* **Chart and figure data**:
• • • •

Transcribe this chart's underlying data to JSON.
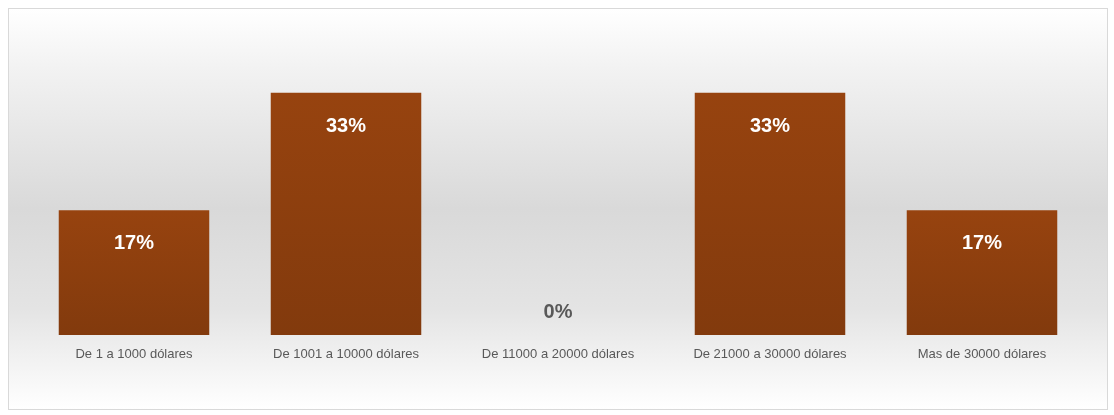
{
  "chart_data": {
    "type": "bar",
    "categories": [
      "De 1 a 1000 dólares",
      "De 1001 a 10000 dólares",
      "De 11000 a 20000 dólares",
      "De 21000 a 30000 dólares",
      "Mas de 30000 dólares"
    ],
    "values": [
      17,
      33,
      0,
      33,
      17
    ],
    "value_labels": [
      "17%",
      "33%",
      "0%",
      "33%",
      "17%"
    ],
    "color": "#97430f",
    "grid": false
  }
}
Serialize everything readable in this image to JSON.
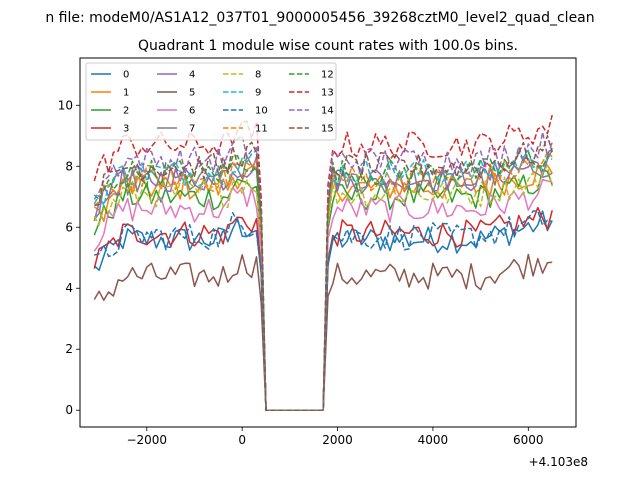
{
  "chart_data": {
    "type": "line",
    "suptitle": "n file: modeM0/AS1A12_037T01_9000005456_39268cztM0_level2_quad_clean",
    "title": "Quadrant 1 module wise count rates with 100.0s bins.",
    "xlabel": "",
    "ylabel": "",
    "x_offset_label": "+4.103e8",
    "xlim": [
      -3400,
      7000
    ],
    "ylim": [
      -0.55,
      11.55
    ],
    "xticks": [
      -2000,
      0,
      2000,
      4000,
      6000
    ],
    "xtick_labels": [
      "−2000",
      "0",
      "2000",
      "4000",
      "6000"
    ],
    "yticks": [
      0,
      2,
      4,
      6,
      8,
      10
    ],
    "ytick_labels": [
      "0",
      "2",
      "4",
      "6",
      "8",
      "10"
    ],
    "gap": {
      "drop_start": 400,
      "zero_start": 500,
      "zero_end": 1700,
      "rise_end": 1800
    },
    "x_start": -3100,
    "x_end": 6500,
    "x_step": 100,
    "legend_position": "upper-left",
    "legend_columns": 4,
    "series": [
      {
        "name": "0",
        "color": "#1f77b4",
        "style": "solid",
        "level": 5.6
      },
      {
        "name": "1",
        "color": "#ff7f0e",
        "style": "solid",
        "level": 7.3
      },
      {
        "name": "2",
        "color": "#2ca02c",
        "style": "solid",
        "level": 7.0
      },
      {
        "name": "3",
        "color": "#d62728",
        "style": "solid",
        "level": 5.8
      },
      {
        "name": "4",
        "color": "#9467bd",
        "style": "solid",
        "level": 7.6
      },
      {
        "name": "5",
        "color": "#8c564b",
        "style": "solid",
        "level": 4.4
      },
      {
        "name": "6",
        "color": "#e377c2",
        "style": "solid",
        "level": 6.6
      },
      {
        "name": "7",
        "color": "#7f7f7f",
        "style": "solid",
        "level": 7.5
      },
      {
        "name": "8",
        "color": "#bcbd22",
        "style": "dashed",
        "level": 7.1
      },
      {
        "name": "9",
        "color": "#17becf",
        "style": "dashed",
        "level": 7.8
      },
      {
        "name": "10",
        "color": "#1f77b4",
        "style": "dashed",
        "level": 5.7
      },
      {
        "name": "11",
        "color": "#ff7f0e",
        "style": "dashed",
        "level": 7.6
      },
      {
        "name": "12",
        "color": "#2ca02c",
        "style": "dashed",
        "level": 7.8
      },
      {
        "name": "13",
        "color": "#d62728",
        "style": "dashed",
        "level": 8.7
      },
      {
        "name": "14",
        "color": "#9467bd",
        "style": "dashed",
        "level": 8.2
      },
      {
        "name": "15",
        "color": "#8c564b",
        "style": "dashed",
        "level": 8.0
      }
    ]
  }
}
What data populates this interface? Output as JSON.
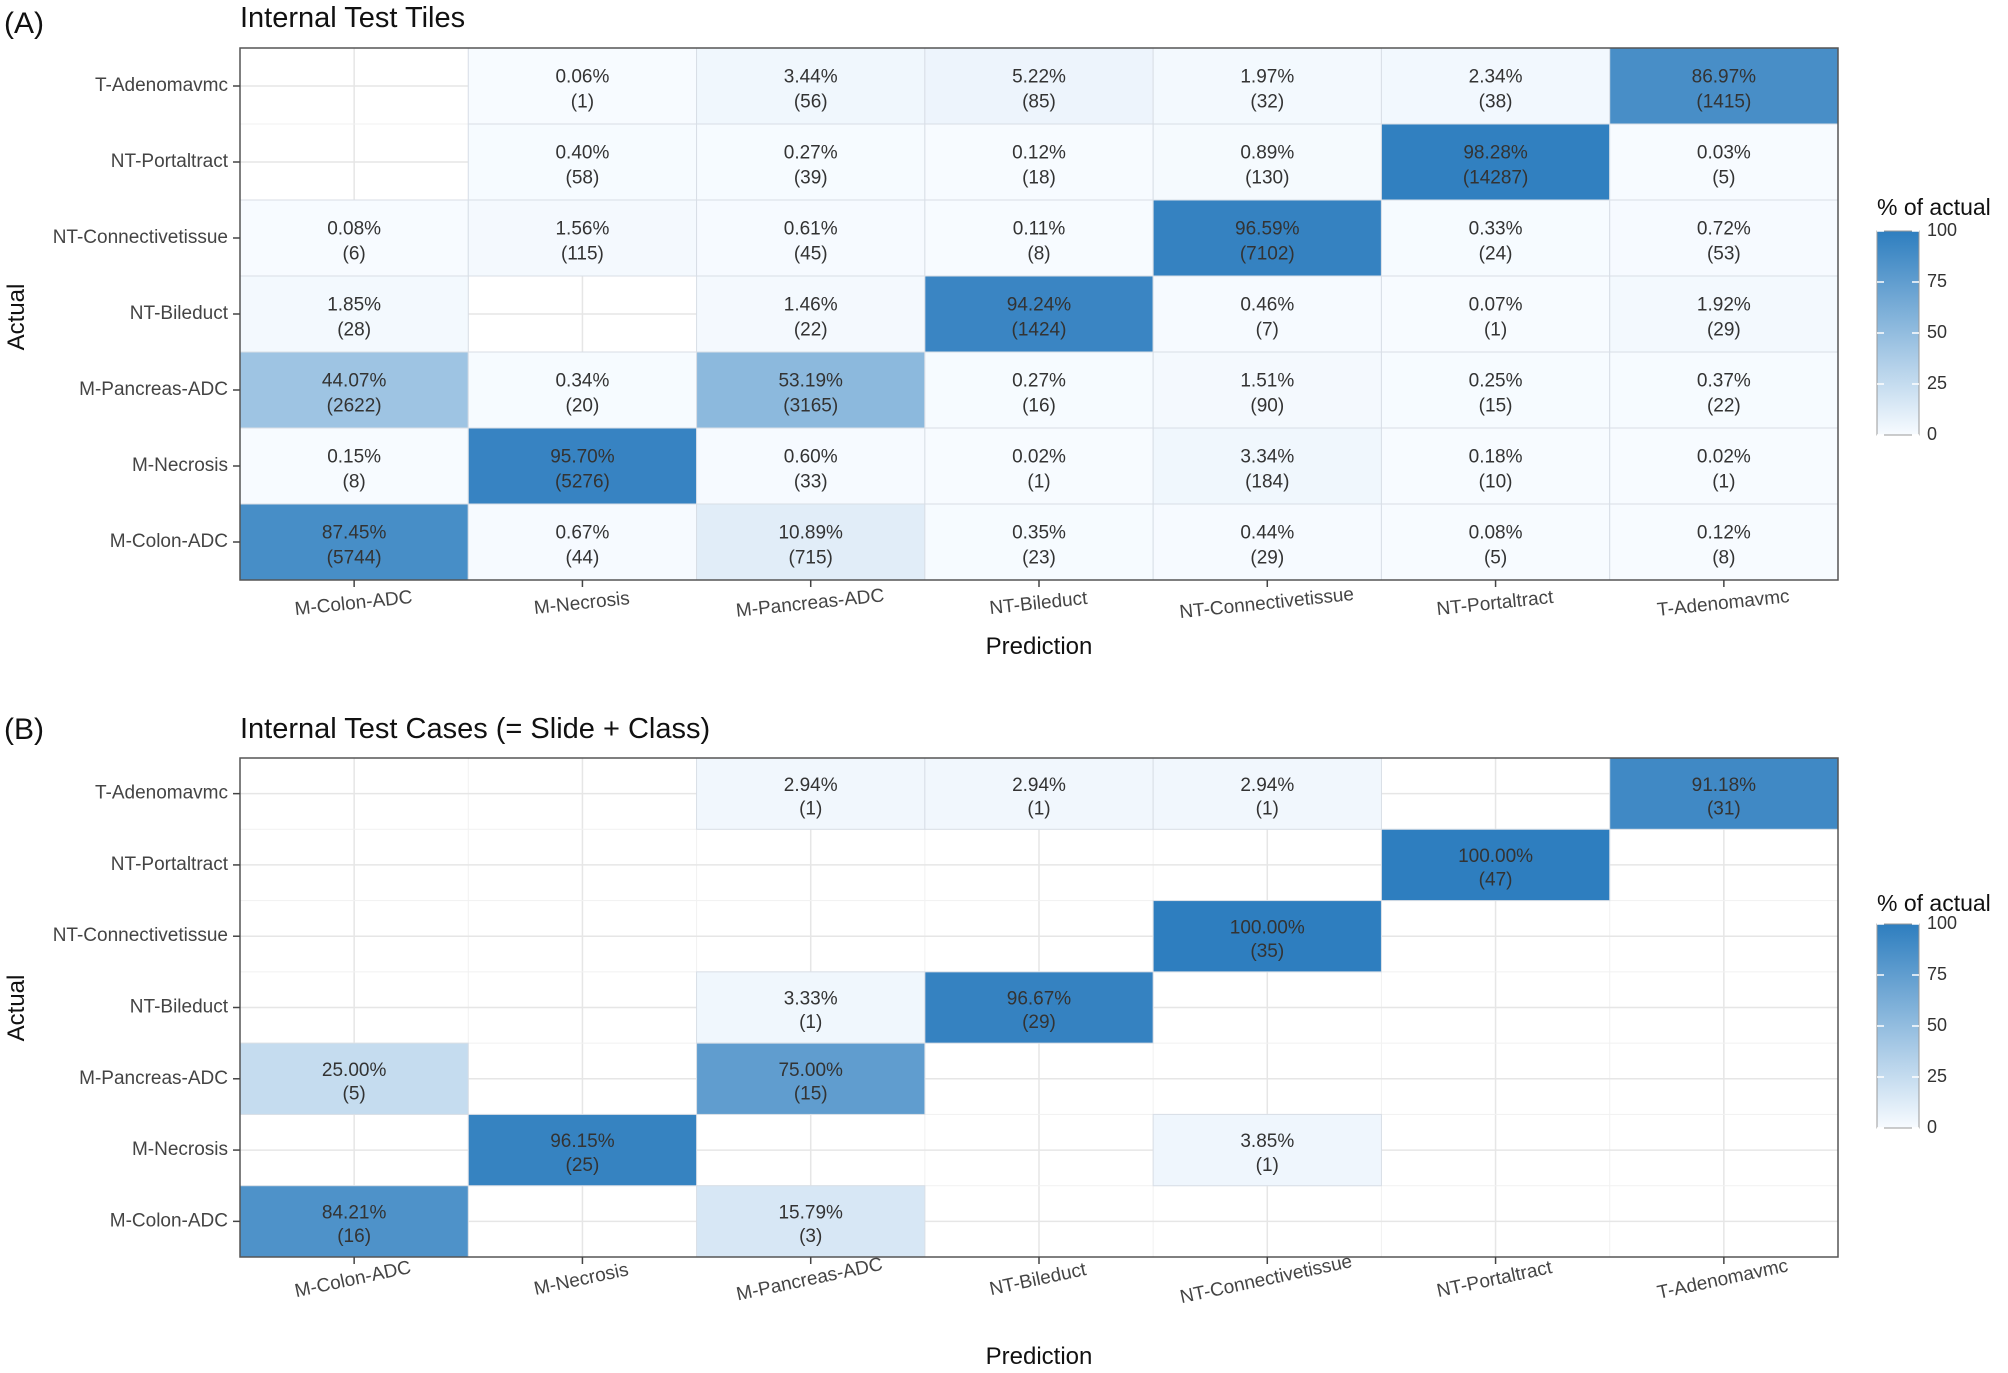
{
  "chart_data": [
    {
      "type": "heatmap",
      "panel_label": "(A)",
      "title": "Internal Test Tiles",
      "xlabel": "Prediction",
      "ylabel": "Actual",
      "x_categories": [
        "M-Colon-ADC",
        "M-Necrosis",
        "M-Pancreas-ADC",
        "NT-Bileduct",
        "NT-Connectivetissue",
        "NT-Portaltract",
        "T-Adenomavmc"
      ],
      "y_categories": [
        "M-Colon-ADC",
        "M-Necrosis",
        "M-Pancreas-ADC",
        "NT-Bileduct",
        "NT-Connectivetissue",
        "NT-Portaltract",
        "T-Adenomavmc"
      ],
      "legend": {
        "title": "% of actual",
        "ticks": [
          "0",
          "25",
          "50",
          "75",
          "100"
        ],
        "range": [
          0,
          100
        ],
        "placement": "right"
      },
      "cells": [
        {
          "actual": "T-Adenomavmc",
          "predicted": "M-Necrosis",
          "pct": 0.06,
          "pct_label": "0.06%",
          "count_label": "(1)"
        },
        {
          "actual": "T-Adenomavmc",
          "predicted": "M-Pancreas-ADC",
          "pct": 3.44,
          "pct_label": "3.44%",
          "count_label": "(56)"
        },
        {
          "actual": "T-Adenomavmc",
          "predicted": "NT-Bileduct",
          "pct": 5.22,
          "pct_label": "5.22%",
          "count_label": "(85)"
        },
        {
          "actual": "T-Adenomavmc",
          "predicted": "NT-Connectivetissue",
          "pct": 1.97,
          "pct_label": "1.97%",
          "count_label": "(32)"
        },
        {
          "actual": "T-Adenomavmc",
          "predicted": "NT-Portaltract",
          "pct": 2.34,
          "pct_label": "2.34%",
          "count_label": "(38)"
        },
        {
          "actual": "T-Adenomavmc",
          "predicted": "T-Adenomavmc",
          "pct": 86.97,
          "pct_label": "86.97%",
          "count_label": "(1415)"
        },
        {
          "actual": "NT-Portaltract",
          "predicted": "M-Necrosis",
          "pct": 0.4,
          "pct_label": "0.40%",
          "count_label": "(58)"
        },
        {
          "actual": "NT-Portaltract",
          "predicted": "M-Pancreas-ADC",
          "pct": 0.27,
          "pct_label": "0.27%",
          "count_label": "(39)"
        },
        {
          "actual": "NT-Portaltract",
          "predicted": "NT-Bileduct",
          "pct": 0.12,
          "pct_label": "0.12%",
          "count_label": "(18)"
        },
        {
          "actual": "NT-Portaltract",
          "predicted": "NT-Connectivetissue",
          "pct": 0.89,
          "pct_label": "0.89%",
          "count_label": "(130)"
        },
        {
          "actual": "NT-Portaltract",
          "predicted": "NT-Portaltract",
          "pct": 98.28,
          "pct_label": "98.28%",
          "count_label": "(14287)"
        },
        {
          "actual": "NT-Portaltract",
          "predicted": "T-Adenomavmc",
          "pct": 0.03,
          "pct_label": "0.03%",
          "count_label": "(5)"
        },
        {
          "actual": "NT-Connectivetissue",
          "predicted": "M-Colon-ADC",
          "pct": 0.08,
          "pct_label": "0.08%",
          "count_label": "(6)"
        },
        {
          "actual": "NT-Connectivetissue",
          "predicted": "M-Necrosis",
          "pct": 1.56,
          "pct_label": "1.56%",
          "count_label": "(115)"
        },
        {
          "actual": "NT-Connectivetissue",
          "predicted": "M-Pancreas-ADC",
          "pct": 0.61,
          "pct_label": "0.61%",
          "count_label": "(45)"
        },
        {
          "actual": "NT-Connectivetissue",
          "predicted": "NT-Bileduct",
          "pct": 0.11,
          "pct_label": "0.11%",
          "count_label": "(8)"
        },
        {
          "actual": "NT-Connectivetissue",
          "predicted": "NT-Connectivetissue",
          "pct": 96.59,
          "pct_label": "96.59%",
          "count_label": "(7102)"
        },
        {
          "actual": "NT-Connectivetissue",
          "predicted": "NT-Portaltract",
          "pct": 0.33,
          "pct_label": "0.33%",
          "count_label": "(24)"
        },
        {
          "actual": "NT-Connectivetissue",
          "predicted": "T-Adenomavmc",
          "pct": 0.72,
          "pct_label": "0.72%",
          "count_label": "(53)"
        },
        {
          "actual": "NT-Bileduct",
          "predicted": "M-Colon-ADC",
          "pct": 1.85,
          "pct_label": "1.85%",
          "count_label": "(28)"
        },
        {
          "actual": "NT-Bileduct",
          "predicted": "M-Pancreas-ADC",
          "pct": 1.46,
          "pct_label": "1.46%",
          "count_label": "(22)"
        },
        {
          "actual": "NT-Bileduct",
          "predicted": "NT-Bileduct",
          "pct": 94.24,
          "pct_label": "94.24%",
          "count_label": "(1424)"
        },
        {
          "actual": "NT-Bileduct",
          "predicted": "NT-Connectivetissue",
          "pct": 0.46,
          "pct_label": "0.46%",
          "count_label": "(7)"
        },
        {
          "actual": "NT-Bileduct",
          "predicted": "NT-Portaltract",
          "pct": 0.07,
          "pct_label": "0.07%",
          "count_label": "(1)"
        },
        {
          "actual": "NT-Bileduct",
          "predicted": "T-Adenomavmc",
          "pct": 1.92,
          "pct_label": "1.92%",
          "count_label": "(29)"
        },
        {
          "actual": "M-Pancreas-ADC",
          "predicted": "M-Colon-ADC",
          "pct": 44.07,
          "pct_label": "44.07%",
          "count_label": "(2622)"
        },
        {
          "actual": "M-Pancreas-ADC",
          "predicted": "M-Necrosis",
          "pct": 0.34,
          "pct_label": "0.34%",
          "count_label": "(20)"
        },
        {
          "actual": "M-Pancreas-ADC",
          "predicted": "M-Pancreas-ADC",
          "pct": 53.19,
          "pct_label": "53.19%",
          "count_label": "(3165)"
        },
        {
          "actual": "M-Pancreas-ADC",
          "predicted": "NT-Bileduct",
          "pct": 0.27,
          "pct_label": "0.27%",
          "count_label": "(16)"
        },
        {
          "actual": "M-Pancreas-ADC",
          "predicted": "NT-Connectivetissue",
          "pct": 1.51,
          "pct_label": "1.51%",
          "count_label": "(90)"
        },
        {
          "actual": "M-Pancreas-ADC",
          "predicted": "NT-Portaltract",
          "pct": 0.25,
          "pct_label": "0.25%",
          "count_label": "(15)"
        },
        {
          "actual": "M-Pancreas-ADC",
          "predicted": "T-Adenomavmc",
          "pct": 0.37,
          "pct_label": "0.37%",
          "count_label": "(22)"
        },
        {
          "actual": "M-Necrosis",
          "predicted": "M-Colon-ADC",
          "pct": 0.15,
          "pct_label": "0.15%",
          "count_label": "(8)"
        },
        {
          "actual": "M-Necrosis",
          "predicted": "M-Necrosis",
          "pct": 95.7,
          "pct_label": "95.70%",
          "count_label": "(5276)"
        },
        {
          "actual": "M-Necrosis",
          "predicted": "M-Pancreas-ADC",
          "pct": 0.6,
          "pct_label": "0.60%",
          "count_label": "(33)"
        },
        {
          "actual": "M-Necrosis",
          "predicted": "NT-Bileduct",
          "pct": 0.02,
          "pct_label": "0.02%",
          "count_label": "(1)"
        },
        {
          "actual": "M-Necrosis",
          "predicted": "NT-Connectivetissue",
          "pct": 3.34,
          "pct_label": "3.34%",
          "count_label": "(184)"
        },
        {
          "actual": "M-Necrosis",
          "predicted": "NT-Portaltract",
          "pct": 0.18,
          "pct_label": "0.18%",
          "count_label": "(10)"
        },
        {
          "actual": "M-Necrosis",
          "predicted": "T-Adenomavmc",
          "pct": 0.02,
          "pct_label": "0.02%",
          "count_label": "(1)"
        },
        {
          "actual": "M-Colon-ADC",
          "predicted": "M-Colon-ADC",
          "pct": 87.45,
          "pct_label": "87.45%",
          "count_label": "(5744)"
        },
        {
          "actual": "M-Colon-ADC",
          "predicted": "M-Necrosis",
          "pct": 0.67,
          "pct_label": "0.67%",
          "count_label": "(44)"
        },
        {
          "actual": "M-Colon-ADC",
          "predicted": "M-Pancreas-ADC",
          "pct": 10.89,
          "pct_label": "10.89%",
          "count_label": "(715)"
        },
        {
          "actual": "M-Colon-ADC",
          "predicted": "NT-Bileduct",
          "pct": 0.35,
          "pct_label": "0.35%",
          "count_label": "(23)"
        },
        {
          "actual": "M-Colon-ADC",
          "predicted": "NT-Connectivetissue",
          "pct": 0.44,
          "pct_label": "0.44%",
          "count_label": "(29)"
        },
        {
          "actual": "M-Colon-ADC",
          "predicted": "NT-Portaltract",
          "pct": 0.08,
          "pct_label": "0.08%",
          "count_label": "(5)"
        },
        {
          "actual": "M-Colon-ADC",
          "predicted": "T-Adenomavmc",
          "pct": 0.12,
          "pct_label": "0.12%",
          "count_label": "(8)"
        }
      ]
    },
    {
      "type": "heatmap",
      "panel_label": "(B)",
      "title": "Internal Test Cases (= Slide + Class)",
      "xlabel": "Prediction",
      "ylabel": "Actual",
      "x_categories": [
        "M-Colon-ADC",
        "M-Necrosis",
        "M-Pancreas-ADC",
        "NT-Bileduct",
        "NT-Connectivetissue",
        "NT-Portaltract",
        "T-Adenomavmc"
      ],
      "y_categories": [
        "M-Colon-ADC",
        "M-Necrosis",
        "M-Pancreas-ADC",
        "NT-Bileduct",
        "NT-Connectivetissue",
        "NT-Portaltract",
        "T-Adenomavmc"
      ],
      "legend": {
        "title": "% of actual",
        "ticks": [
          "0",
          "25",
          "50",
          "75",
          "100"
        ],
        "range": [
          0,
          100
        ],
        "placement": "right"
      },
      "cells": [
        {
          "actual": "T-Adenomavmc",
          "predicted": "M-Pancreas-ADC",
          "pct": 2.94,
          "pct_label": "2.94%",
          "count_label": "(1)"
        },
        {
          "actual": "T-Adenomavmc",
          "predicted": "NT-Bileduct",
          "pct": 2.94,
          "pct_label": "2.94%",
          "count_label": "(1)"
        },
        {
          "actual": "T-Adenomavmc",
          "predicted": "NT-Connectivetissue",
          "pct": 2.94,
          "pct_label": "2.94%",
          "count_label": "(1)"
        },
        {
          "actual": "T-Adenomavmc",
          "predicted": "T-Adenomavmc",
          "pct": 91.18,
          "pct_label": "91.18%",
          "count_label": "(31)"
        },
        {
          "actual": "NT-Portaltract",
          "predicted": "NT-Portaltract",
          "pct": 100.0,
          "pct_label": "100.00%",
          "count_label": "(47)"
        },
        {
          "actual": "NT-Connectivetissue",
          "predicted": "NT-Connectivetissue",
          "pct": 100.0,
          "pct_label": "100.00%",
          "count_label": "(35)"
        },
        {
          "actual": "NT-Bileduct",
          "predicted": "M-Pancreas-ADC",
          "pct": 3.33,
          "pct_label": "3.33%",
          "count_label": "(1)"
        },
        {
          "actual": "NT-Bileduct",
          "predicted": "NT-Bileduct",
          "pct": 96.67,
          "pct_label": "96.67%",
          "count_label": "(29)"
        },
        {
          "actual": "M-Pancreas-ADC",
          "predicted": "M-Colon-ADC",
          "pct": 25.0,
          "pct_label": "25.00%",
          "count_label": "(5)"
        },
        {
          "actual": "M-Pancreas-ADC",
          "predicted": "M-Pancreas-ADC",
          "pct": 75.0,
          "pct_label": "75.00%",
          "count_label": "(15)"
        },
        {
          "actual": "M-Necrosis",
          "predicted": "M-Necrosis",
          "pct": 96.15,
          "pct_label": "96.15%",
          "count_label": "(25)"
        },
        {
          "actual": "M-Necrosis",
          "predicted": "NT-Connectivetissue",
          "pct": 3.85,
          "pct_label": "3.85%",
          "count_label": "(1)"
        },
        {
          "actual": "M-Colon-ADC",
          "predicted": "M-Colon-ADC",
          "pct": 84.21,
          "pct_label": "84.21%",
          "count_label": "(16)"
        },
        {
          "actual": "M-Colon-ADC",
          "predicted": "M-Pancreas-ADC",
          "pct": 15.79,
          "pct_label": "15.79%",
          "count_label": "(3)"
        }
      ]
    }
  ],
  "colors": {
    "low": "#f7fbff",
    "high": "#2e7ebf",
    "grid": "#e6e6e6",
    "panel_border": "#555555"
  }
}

• • • •

* **What you are asked to do**: From the records above, pick out and copy each line holding the word "type".

* **Task output**:
    "type": "bar",
    "type": "line",
      "type": "heatmap",
      "type": "heatmap",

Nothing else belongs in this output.